===== RECORDS =====

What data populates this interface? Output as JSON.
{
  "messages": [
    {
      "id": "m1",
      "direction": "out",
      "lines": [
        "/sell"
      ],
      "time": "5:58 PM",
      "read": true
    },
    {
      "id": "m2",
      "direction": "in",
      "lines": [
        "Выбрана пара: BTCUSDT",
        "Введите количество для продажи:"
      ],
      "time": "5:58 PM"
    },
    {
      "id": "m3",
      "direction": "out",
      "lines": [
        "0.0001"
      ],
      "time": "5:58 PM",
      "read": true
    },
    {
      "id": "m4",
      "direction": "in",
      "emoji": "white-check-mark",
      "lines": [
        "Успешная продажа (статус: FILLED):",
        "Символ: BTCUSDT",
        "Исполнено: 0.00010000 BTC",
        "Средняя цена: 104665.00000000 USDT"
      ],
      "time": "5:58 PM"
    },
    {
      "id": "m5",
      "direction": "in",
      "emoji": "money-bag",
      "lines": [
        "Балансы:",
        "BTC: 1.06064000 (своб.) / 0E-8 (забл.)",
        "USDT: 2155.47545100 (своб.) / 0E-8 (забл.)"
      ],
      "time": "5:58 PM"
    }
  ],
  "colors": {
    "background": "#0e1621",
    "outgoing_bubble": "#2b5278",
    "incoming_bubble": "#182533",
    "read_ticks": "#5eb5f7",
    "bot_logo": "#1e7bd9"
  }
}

=====

*AIM*
Each entry above is to be quoted exactly.

*SOLUTION FOR THIS PROBLEM*
What data populates this interface? Output as JSON.
{
  "messages": [
    {
      "id": "m1",
      "direction": "out",
      "lines": [
        "/sell"
      ],
      "time": "5:58 PM",
      "read": true
    },
    {
      "id": "m2",
      "direction": "in",
      "lines": [
        "Выбрана пара: BTCUSDT",
        "Введите количество для продажи:"
      ],
      "time": "5:58 PM"
    },
    {
      "id": "m3",
      "direction": "out",
      "lines": [
        "0.0001"
      ],
      "time": "5:58 PM",
      "read": true
    },
    {
      "id": "m4",
      "direction": "in",
      "emoji": "white-check-mark",
      "lines": [
        "Успешная продажа (статус: FILLED):",
        "Символ: BTCUSDT",
        "Исполнено: 0.00010000 BTC",
        "Средняя цена: 104665.00000000 USDT"
      ],
      "time": "5:58 PM"
    },
    {
      "id": "m5",
      "direction": "in",
      "emoji": "money-bag",
      "lines": [
        "Балансы:",
        "BTC: 1.06064000 (своб.) / 0E-8 (забл.)",
        "USDT: 2155.47545100 (своб.) / 0E-8 (забл.)"
      ],
      "time": "5:58 PM"
    }
  ],
  "colors": {
    "background": "#0e1621",
    "outgoing_bubble": "#2b5278",
    "incoming_bubble": "#182533",
    "read_ticks": "#5eb5f7",
    "bot_logo": "#1e7bd9"
  }
}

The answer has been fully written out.